Dataset excerpts
++++++++++

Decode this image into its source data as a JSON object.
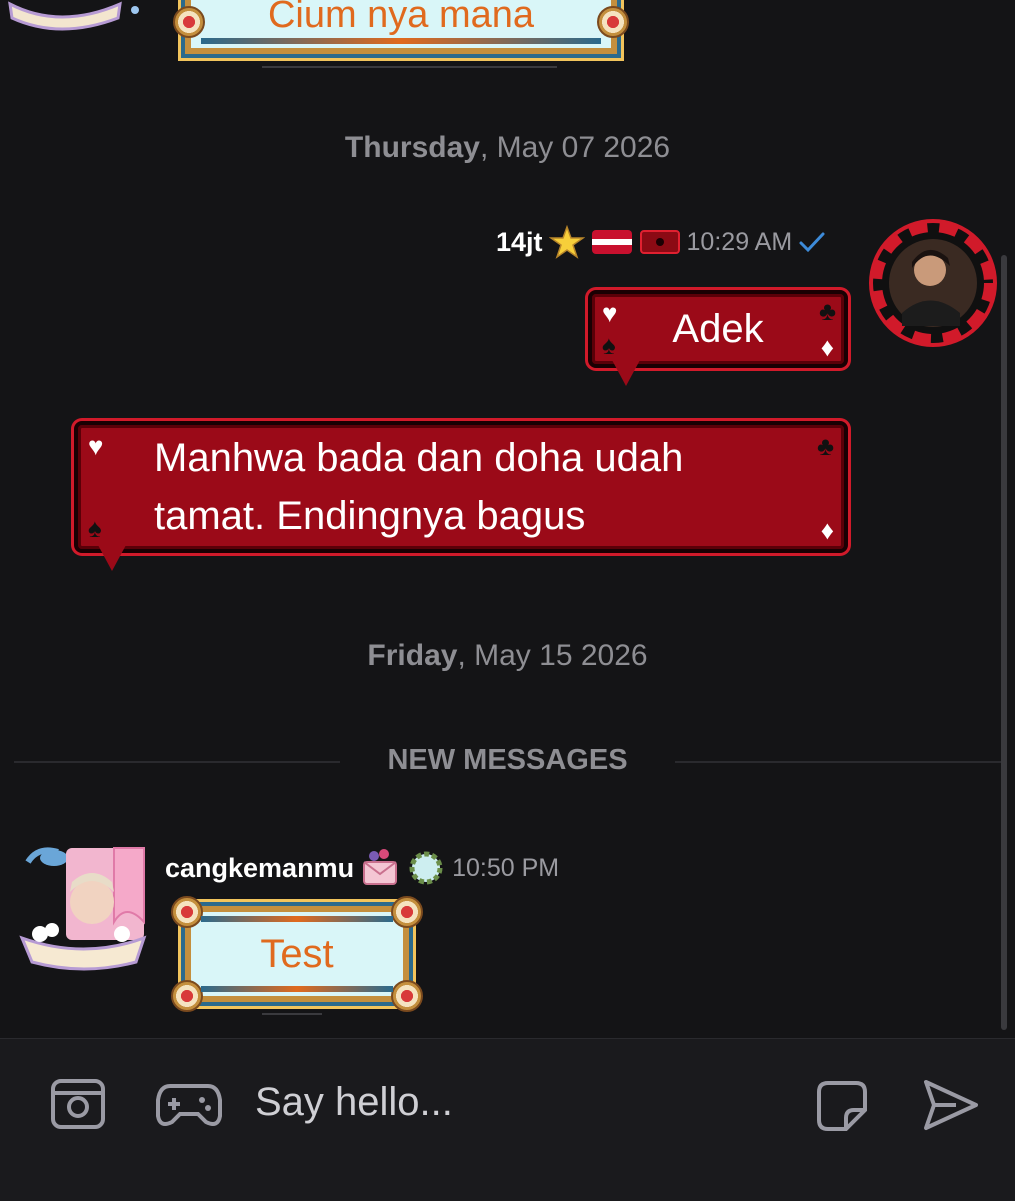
{
  "previous_message": {
    "text": "Cium nya mana"
  },
  "date_separators": [
    {
      "day": "Thursday",
      "rest": ", May 07 2026"
    },
    {
      "day": "Friday",
      "rest": ", May 15 2026"
    }
  ],
  "new_messages_label": "NEW MESSAGES",
  "outgoing": {
    "username": "14jt",
    "time": "10:29 AM",
    "read_icon": "checkmark-icon",
    "messages": [
      "Adek",
      "Manhwa bada dan doha udah tamat. Endingnya bagus"
    ]
  },
  "incoming": {
    "username": "cangkemanmu",
    "time": "10:50 PM",
    "message": "Test"
  },
  "composer": {
    "placeholder": "Say hello...",
    "icons": [
      "camera-icon",
      "gamepad-icon",
      "sticker-icon",
      "send-icon"
    ]
  },
  "colors": {
    "background": "#141416",
    "card_bubble": "#9b0a18",
    "cute_text": "#e06a1e",
    "check": "#3d8bd9"
  }
}
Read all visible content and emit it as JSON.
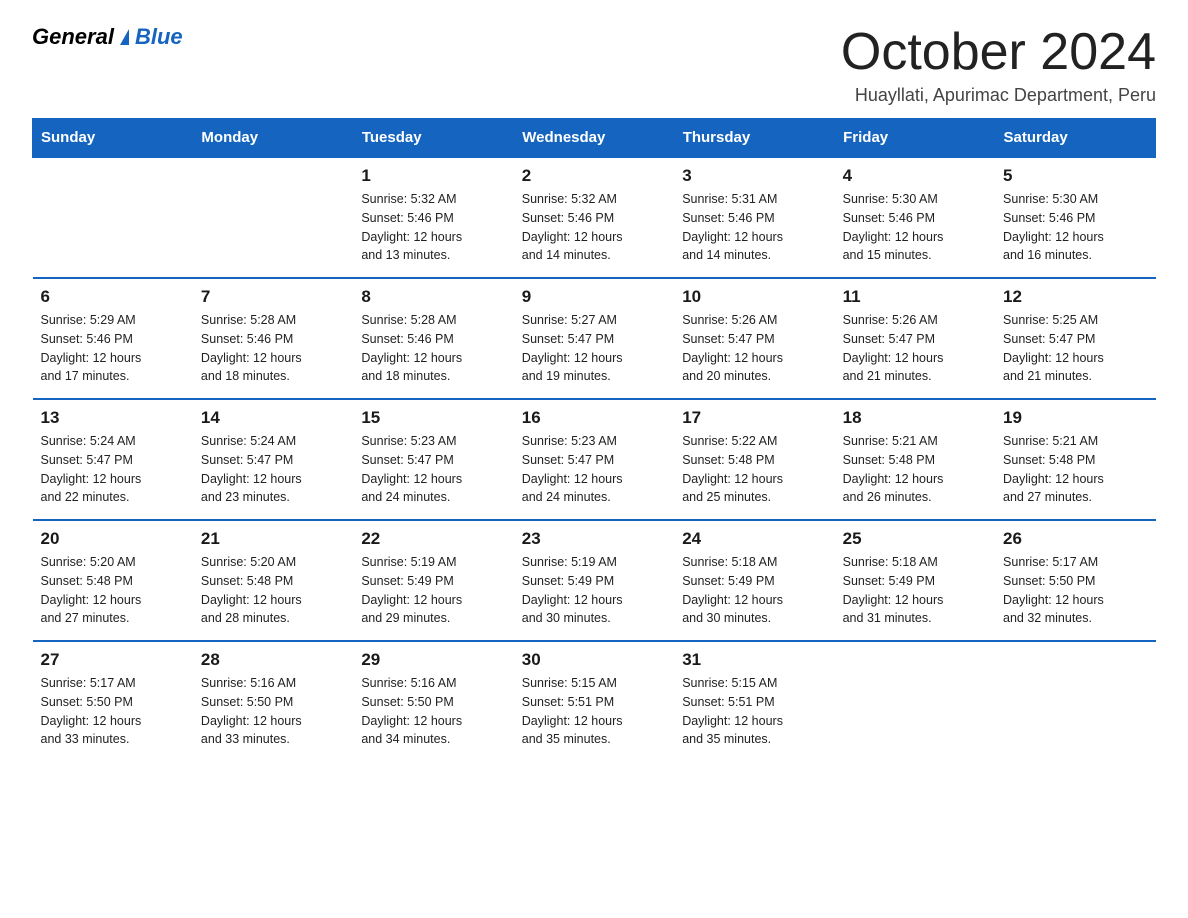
{
  "logo": {
    "general": "General",
    "blue": "Blue"
  },
  "header": {
    "month_year": "October 2024",
    "location": "Huayllati, Apurimac Department, Peru"
  },
  "weekdays": [
    "Sunday",
    "Monday",
    "Tuesday",
    "Wednesday",
    "Thursday",
    "Friday",
    "Saturday"
  ],
  "weeks": [
    [
      {
        "day": "",
        "info": ""
      },
      {
        "day": "",
        "info": ""
      },
      {
        "day": "1",
        "info": "Sunrise: 5:32 AM\nSunset: 5:46 PM\nDaylight: 12 hours\nand 13 minutes."
      },
      {
        "day": "2",
        "info": "Sunrise: 5:32 AM\nSunset: 5:46 PM\nDaylight: 12 hours\nand 14 minutes."
      },
      {
        "day": "3",
        "info": "Sunrise: 5:31 AM\nSunset: 5:46 PM\nDaylight: 12 hours\nand 14 minutes."
      },
      {
        "day": "4",
        "info": "Sunrise: 5:30 AM\nSunset: 5:46 PM\nDaylight: 12 hours\nand 15 minutes."
      },
      {
        "day": "5",
        "info": "Sunrise: 5:30 AM\nSunset: 5:46 PM\nDaylight: 12 hours\nand 16 minutes."
      }
    ],
    [
      {
        "day": "6",
        "info": "Sunrise: 5:29 AM\nSunset: 5:46 PM\nDaylight: 12 hours\nand 17 minutes."
      },
      {
        "day": "7",
        "info": "Sunrise: 5:28 AM\nSunset: 5:46 PM\nDaylight: 12 hours\nand 18 minutes."
      },
      {
        "day": "8",
        "info": "Sunrise: 5:28 AM\nSunset: 5:46 PM\nDaylight: 12 hours\nand 18 minutes."
      },
      {
        "day": "9",
        "info": "Sunrise: 5:27 AM\nSunset: 5:47 PM\nDaylight: 12 hours\nand 19 minutes."
      },
      {
        "day": "10",
        "info": "Sunrise: 5:26 AM\nSunset: 5:47 PM\nDaylight: 12 hours\nand 20 minutes."
      },
      {
        "day": "11",
        "info": "Sunrise: 5:26 AM\nSunset: 5:47 PM\nDaylight: 12 hours\nand 21 minutes."
      },
      {
        "day": "12",
        "info": "Sunrise: 5:25 AM\nSunset: 5:47 PM\nDaylight: 12 hours\nand 21 minutes."
      }
    ],
    [
      {
        "day": "13",
        "info": "Sunrise: 5:24 AM\nSunset: 5:47 PM\nDaylight: 12 hours\nand 22 minutes."
      },
      {
        "day": "14",
        "info": "Sunrise: 5:24 AM\nSunset: 5:47 PM\nDaylight: 12 hours\nand 23 minutes."
      },
      {
        "day": "15",
        "info": "Sunrise: 5:23 AM\nSunset: 5:47 PM\nDaylight: 12 hours\nand 24 minutes."
      },
      {
        "day": "16",
        "info": "Sunrise: 5:23 AM\nSunset: 5:47 PM\nDaylight: 12 hours\nand 24 minutes."
      },
      {
        "day": "17",
        "info": "Sunrise: 5:22 AM\nSunset: 5:48 PM\nDaylight: 12 hours\nand 25 minutes."
      },
      {
        "day": "18",
        "info": "Sunrise: 5:21 AM\nSunset: 5:48 PM\nDaylight: 12 hours\nand 26 minutes."
      },
      {
        "day": "19",
        "info": "Sunrise: 5:21 AM\nSunset: 5:48 PM\nDaylight: 12 hours\nand 27 minutes."
      }
    ],
    [
      {
        "day": "20",
        "info": "Sunrise: 5:20 AM\nSunset: 5:48 PM\nDaylight: 12 hours\nand 27 minutes."
      },
      {
        "day": "21",
        "info": "Sunrise: 5:20 AM\nSunset: 5:48 PM\nDaylight: 12 hours\nand 28 minutes."
      },
      {
        "day": "22",
        "info": "Sunrise: 5:19 AM\nSunset: 5:49 PM\nDaylight: 12 hours\nand 29 minutes."
      },
      {
        "day": "23",
        "info": "Sunrise: 5:19 AM\nSunset: 5:49 PM\nDaylight: 12 hours\nand 30 minutes."
      },
      {
        "day": "24",
        "info": "Sunrise: 5:18 AM\nSunset: 5:49 PM\nDaylight: 12 hours\nand 30 minutes."
      },
      {
        "day": "25",
        "info": "Sunrise: 5:18 AM\nSunset: 5:49 PM\nDaylight: 12 hours\nand 31 minutes."
      },
      {
        "day": "26",
        "info": "Sunrise: 5:17 AM\nSunset: 5:50 PM\nDaylight: 12 hours\nand 32 minutes."
      }
    ],
    [
      {
        "day": "27",
        "info": "Sunrise: 5:17 AM\nSunset: 5:50 PM\nDaylight: 12 hours\nand 33 minutes."
      },
      {
        "day": "28",
        "info": "Sunrise: 5:16 AM\nSunset: 5:50 PM\nDaylight: 12 hours\nand 33 minutes."
      },
      {
        "day": "29",
        "info": "Sunrise: 5:16 AM\nSunset: 5:50 PM\nDaylight: 12 hours\nand 34 minutes."
      },
      {
        "day": "30",
        "info": "Sunrise: 5:15 AM\nSunset: 5:51 PM\nDaylight: 12 hours\nand 35 minutes."
      },
      {
        "day": "31",
        "info": "Sunrise: 5:15 AM\nSunset: 5:51 PM\nDaylight: 12 hours\nand 35 minutes."
      },
      {
        "day": "",
        "info": ""
      },
      {
        "day": "",
        "info": ""
      }
    ]
  ]
}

++++++++++

Pull every line containing "username" from the material above.

• [Response to this exercise]:
    "username": "14jt",
    "username": "cangkemanmu",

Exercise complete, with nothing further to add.